Restate the complete material exactly.

**** Materials provided ****

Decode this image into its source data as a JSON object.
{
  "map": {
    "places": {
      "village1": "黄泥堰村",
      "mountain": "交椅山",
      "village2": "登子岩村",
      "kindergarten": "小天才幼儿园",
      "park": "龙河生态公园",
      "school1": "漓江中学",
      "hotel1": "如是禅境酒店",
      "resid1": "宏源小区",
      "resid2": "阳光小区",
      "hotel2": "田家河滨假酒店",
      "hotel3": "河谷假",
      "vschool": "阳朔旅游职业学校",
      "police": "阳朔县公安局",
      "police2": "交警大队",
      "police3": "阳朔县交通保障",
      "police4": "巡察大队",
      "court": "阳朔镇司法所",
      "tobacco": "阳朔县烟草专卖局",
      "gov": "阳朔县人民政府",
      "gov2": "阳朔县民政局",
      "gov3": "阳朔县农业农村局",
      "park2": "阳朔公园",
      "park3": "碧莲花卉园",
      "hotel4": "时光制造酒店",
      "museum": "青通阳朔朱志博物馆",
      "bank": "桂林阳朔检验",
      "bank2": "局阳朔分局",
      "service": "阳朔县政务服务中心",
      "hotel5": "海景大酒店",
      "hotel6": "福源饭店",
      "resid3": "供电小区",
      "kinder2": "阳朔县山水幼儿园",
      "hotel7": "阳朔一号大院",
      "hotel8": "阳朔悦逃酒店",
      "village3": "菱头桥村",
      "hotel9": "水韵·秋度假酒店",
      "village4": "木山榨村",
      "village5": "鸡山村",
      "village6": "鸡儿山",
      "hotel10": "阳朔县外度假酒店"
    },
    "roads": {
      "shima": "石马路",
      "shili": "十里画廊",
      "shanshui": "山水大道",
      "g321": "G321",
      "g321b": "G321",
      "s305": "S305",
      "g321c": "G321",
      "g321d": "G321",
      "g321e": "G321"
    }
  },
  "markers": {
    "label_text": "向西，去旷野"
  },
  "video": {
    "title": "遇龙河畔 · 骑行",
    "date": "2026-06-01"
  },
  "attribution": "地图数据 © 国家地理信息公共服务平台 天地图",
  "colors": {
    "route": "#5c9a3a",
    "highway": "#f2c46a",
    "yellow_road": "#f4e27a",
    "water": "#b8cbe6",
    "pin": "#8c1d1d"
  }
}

****

* **Output of the task**
Decode this image into its source data as a JSON object.
{
  "map": {
    "places": {
      "village1": "黄泥堰村",
      "mountain": "交椅山",
      "village2": "登子岩村",
      "kindergarten": "小天才幼儿园",
      "park": "龙河生态公园",
      "school1": "漓江中学",
      "hotel1": "如是禅境酒店",
      "resid1": "宏源小区",
      "resid2": "阳光小区",
      "hotel2": "田家河滨假酒店",
      "hotel3": "河谷假",
      "vschool": "阳朔旅游职业学校",
      "police": "阳朔县公安局",
      "police2": "交警大队",
      "police3": "阳朔县交通保障",
      "police4": "巡察大队",
      "court": "阳朔镇司法所",
      "tobacco": "阳朔县烟草专卖局",
      "gov": "阳朔县人民政府",
      "gov2": "阳朔县民政局",
      "gov3": "阳朔县农业农村局",
      "park2": "阳朔公园",
      "park3": "碧莲花卉园",
      "hotel4": "时光制造酒店",
      "museum": "青通阳朔朱志博物馆",
      "bank": "桂林阳朔检验",
      "bank2": "局阳朔分局",
      "service": "阳朔县政务服务中心",
      "hotel5": "海景大酒店",
      "hotel6": "福源饭店",
      "resid3": "供电小区",
      "kinder2": "阳朔县山水幼儿园",
      "hotel7": "阳朔一号大院",
      "hotel8": "阳朔悦逃酒店",
      "village3": "菱头桥村",
      "hotel9": "水韵·秋度假酒店",
      "village4": "木山榨村",
      "village5": "鸡山村",
      "village6": "鸡儿山",
      "hotel10": "阳朔县外度假酒店"
    },
    "roads": {
      "shima": "石马路",
      "shili": "十里画廊",
      "shanshui": "山水大道",
      "g321": "G321",
      "g321b": "G321",
      "s305": "S305",
      "g321c": "G321",
      "g321d": "G321",
      "g321e": "G321"
    }
  },
  "markers": {
    "label_text": "向西，去旷野"
  },
  "video": {
    "title": "遇龙河畔 · 骑行",
    "date": "2026-06-01"
  },
  "attribution": "地图数据 © 国家地理信息公共服务平台 天地图",
  "colors": {
    "route": "#5c9a3a",
    "highway": "#f2c46a",
    "yellow_road": "#f4e27a",
    "water": "#b8cbe6",
    "pin": "#8c1d1d"
  }
}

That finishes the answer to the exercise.